→ **EXERCISE BRIEF**
Starting with the line that contains "What does this", reproduce each line through the end of the listing below, with no other output.
################
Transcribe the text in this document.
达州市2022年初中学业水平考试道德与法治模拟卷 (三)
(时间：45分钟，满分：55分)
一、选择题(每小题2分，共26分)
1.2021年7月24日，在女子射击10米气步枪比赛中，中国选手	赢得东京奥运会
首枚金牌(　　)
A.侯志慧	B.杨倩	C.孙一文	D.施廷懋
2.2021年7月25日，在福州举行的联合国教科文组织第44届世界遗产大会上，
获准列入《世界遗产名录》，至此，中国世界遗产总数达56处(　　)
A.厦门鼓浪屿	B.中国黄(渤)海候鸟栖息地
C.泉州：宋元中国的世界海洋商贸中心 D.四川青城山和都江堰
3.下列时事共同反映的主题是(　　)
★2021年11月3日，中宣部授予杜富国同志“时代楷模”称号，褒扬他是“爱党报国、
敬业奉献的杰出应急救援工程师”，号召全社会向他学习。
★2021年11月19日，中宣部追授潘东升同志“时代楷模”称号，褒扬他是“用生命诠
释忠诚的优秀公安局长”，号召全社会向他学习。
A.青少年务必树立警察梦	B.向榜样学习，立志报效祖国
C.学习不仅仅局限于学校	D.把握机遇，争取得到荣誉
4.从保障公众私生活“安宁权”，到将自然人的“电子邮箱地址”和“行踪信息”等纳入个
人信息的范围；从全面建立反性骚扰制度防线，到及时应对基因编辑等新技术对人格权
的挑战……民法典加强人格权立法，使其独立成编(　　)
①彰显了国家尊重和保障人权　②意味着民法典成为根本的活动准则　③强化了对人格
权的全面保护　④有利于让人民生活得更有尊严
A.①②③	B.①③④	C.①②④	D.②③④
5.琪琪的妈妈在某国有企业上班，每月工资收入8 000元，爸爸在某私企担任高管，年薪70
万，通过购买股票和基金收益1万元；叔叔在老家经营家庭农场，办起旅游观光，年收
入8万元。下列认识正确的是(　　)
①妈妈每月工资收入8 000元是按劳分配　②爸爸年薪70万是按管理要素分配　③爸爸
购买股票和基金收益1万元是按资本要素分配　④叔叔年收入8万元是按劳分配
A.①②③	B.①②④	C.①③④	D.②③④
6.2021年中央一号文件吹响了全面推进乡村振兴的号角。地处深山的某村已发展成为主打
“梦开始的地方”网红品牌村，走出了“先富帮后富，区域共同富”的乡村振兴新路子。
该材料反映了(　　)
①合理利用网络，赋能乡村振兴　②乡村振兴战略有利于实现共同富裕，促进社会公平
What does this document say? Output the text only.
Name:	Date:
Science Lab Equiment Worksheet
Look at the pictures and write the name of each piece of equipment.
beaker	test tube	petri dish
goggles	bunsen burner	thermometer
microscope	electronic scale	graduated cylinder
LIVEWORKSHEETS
################
→ **TASK SOLUTION**
What does this document say? Output the text only.
Name:	Date:
Science Lab Equiment Worksheet
Look at the pictures and write the name of each piece of equipment.
beaker	test tube	petri dish
goggles	bunsen burner	thermometer
microscope	electronic scale	graduated cylinder
LIVEWORKSHEETS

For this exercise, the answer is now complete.